- RECORDS SHOWN:
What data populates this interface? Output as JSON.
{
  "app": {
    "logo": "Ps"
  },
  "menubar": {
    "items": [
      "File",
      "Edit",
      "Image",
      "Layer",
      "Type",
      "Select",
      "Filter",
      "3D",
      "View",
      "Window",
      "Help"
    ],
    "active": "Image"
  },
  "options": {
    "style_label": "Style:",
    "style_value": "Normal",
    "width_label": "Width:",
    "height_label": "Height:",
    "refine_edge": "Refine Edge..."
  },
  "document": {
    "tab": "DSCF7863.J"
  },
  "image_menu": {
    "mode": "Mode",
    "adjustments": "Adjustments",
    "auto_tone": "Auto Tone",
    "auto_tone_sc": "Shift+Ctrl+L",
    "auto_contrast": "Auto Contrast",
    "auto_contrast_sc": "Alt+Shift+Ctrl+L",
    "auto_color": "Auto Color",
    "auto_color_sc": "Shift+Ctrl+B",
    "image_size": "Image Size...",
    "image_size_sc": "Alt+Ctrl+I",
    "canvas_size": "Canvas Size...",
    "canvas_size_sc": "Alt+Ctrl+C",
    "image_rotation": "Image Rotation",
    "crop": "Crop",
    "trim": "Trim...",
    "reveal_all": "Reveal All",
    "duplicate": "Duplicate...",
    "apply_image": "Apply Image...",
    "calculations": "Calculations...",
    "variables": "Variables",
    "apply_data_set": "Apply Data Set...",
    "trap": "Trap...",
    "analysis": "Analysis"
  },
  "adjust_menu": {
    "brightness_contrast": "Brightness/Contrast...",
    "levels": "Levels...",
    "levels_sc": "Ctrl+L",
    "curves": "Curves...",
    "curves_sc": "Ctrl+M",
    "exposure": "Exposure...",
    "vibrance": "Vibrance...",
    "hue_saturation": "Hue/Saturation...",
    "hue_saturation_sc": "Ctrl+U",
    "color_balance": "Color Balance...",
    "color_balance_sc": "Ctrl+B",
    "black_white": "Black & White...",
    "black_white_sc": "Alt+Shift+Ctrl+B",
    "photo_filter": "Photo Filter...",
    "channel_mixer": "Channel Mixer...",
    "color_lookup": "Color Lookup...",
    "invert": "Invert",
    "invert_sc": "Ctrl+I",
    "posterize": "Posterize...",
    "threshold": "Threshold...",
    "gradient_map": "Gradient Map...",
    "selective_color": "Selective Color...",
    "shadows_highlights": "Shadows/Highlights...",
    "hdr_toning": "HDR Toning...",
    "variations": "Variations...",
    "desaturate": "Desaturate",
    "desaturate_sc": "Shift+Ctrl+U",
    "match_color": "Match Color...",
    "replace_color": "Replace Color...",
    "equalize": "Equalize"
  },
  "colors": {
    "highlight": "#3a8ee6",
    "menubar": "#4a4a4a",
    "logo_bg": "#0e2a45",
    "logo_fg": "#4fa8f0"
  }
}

- AIM OF THE TASK: Where a line of the material above holds the string "Shift", copy that line.

- SOLUTION TO THE EXERCISE:
    "auto_tone_sc": "Shift+Ctrl+L",
    "auto_contrast_sc": "Alt+Shift+Ctrl+L",
    "auto_color_sc": "Shift+Ctrl+B",
    "black_white_sc": "Alt+Shift+Ctrl+B",
    "desaturate_sc": "Shift+Ctrl+U",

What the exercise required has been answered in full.